── Data excerpts ──

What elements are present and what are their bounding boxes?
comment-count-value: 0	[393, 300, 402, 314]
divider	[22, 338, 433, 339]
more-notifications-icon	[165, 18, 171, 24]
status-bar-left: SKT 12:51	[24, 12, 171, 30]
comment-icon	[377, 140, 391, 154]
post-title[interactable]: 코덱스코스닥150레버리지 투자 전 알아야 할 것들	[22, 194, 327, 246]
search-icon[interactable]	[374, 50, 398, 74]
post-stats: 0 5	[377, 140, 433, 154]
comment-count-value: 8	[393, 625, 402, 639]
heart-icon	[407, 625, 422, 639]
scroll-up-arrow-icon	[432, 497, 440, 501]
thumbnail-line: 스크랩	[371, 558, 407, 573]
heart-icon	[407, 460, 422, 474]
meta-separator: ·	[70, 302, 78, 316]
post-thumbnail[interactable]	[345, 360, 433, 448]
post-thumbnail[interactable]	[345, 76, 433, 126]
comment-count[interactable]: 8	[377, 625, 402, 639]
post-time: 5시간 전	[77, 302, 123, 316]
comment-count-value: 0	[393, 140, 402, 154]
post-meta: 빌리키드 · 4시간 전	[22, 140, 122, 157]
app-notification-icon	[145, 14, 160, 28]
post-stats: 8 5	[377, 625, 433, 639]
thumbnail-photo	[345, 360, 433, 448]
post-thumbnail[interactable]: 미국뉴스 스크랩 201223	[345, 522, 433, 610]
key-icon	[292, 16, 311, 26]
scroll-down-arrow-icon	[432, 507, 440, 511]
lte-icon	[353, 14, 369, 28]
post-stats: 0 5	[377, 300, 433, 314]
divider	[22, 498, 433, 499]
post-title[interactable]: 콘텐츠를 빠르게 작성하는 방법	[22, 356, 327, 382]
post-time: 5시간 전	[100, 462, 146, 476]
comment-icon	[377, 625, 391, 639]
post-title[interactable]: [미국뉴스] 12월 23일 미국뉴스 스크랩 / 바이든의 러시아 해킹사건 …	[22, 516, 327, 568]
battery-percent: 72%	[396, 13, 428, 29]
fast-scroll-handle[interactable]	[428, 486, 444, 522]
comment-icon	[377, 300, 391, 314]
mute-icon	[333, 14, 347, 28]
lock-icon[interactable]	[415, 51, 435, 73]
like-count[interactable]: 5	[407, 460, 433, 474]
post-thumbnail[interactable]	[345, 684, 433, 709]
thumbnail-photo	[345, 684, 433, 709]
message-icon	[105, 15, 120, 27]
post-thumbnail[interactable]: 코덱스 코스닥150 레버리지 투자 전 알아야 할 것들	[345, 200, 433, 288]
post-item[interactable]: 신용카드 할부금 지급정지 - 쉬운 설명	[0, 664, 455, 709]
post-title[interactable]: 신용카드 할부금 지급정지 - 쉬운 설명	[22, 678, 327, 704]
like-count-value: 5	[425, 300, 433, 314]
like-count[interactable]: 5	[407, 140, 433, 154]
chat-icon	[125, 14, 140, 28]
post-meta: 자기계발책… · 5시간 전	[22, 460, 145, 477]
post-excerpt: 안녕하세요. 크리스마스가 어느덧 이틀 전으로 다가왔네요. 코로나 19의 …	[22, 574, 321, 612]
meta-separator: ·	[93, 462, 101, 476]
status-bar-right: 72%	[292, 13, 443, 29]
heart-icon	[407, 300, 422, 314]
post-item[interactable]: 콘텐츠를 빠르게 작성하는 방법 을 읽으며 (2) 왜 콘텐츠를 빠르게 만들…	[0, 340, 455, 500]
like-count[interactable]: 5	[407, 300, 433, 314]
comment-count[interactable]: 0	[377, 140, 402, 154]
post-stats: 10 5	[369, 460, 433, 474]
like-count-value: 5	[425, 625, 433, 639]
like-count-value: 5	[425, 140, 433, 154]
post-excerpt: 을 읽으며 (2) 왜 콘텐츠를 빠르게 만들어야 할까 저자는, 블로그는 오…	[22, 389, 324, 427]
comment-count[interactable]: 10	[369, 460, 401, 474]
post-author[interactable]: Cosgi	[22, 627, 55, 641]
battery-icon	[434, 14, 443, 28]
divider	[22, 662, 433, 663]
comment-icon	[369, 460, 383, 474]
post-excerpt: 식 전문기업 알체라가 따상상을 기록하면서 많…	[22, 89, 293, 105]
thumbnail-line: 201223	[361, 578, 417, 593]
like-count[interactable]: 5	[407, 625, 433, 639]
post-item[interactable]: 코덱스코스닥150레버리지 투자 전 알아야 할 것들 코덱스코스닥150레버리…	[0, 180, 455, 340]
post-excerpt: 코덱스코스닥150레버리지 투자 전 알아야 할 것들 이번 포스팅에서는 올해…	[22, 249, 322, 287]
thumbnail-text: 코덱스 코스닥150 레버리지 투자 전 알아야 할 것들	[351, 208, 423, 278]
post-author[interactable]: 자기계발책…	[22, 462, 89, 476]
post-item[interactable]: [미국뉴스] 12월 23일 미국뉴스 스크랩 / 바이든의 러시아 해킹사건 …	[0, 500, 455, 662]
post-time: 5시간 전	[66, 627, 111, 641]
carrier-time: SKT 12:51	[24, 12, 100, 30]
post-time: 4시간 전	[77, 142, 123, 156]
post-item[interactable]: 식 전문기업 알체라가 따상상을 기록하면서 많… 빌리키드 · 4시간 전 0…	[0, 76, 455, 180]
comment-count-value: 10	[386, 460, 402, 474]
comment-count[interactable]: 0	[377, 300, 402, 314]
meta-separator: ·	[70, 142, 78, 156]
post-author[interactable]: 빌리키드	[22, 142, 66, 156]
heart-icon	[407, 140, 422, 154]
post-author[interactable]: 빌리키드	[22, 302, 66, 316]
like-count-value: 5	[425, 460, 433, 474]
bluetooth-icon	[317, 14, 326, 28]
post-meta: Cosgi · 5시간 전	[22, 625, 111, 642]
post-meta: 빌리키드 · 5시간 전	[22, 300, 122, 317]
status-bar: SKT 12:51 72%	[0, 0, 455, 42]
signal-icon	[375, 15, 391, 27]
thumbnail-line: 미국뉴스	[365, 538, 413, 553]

───

Please retype the lines from the first one through the line containing "302, 123, 316]", including both.

§ **Written response**
What elements are present and what are their bounding boxes?
comment-count-value: 0	[393, 300, 402, 314]
divider	[22, 338, 433, 339]
more-notifications-icon	[165, 18, 171, 24]
status-bar-left: SKT 12:51	[24, 12, 171, 30]
comment-icon	[377, 140, 391, 154]
post-title[interactable]: 코덱스코스닥150레버리지 투자 전 알아야 할 것들	[22, 194, 327, 246]
search-icon[interactable]	[374, 50, 398, 74]
post-stats: 0 5	[377, 140, 433, 154]
comment-count-value: 8	[393, 625, 402, 639]
heart-icon	[407, 625, 422, 639]
scroll-up-arrow-icon	[432, 497, 440, 501]
thumbnail-line: 스크랩	[371, 558, 407, 573]
heart-icon	[407, 460, 422, 474]
meta-separator: ·	[70, 302, 78, 316]
post-thumbnail[interactable]	[345, 360, 433, 448]
post-thumbnail[interactable]	[345, 76, 433, 126]
comment-count[interactable]: 8	[377, 625, 402, 639]
post-time: 5시간 전	[77, 302, 123, 316]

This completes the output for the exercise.